══ Data listing ══
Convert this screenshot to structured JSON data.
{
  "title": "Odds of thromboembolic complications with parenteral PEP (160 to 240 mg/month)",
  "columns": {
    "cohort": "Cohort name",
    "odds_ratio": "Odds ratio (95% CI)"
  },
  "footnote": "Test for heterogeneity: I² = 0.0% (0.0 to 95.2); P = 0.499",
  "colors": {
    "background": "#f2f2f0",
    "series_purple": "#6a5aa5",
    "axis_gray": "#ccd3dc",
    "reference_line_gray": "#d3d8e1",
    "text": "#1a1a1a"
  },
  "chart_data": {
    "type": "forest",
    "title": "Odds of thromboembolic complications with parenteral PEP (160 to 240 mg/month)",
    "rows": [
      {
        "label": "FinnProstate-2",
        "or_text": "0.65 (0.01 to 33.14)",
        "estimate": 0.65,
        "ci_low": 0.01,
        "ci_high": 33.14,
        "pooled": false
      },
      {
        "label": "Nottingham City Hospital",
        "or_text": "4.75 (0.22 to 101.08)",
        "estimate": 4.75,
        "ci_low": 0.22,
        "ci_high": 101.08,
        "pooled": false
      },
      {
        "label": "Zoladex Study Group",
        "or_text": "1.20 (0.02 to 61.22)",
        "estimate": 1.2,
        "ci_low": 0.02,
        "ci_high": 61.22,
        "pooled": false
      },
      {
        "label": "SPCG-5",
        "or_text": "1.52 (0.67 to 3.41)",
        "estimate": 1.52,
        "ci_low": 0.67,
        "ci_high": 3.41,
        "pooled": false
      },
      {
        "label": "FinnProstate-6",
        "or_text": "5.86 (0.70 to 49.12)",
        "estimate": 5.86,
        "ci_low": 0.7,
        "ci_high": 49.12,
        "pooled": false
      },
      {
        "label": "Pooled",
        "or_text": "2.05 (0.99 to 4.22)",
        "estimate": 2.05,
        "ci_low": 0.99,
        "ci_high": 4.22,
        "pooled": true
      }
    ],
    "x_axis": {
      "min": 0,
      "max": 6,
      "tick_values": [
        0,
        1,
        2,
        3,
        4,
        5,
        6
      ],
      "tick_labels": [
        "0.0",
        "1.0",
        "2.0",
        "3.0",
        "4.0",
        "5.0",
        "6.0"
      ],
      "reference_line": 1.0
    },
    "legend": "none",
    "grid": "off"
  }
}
═══
> **Task instructions**:
Set out the complete listing exactly as shown.

> **Reply to the exercise**:
Convert this screenshot to structured JSON data.
{
  "title": "Odds of thromboembolic complications with parenteral PEP (160 to 240 mg/month)",
  "columns": {
    "cohort": "Cohort name",
    "odds_ratio": "Odds ratio (95% CI)"
  },
  "footnote": "Test for heterogeneity: I² = 0.0% (0.0 to 95.2); P = 0.499",
  "colors": {
    "background": "#f2f2f0",
    "series_purple": "#6a5aa5",
    "axis_gray": "#ccd3dc",
    "reference_line_gray": "#d3d8e1",
    "text": "#1a1a1a"
  },
  "chart_data": {
    "type": "forest",
    "title": "Odds of thromboembolic complications with parenteral PEP (160 to 240 mg/month)",
    "rows": [
      {
        "label": "FinnProstate-2",
        "or_text": "0.65 (0.01 to 33.14)",
        "estimate": 0.65,
        "ci_low": 0.01,
        "ci_high": 33.14,
        "pooled": false
      },
      {
        "label": "Nottingham City Hospital",
        "or_text": "4.75 (0.22 to 101.08)",
        "estimate": 4.75,
        "ci_low": 0.22,
        "ci_high": 101.08,
        "pooled": false
      },
      {
        "label": "Zoladex Study Group",
        "or_text": "1.20 (0.02 to 61.22)",
        "estimate": 1.2,
        "ci_low": 0.02,
        "ci_high": 61.22,
        "pooled": false
      },
      {
        "label": "SPCG-5",
        "or_text": "1.52 (0.67 to 3.41)",
        "estimate": 1.52,
        "ci_low": 0.67,
        "ci_high": 3.41,
        "pooled": false
      },
      {
        "label": "FinnProstate-6",
        "or_text": "5.86 (0.70 to 49.12)",
        "estimate": 5.86,
        "ci_low": 0.7,
        "ci_high": 49.12,
        "pooled": false
      },
      {
        "label": "Pooled",
        "or_text": "2.05 (0.99 to 4.22)",
        "estimate": 2.05,
        "ci_low": 0.99,
        "ci_high": 4.22,
        "pooled": true
      }
    ],
    "x_axis": {
      "min": 0,
      "max": 6,
      "tick_values": [
        0,
        1,
        2,
        3,
        4,
        5,
        6
      ],
      "tick_labels": [
        "0.0",
        "1.0",
        "2.0",
        "3.0",
        "4.0",
        "5.0",
        "6.0"
      ],
      "reference_line": 1.0
    },
    "legend": "none",
    "grid": "off"
  }
}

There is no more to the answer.